Records provided:
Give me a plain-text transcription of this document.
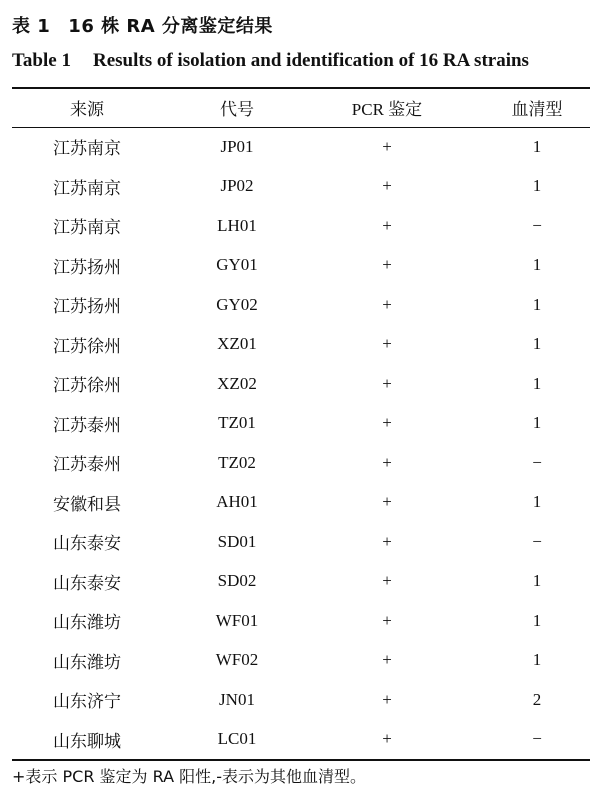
表 1 16 株 RA 分离鉴定结果
Table 1 Results of isolation and identification of 16 RA strains
来源	代号	PCR 鉴定	血清型
江苏南京	JP01	+	1
江苏南京	JP02	+	1
江苏南京	LH01	+	−
江苏扬州	GY01	+	1
江苏扬州	GY02	+	1
江苏徐州	XZ01	+	1
江苏徐州	XZ02	+	1
江苏泰州	TZ01	+	1
江苏泰州	TZ02	+	−
安徽和县	AH01	+	1
山东泰安	SD01	+	−
山东泰安	SD02	+	1
山东潍坊	WF01	+	1
山东潍坊	WF02	+	1
山东济宁	JN01	+	2
山东聊城	LC01	+	−
+表示 PCR 鉴定为 RA 阳性,-表示为其他血清型。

Work to complete: Repeat all the data as it stands, dropping any images it holds.

Correct response:
Give me a plain-text transcription of this document.
表 1 16 株 RA 分离鉴定结果
Table 1 Results of isolation and identification of 16 RA strains
来源	代号	PCR 鉴定	血清型
江苏南京	JP01	+	1
江苏南京	JP02	+	1
江苏南京	LH01	+	−
江苏扬州	GY01	+	1
江苏扬州	GY02	+	1
江苏徐州	XZ01	+	1
江苏徐州	XZ02	+	1
江苏泰州	TZ01	+	1
江苏泰州	TZ02	+	−
安徽和县	AH01	+	1
山东泰安	SD01	+	−
山东泰安	SD02	+	1
山东潍坊	WF01	+	1
山东潍坊	WF02	+	1
山东济宁	JN01	+	2
山东聊城	LC01	+	−
+表示 PCR 鉴定为 RA 阳性,-表示为其他血清型。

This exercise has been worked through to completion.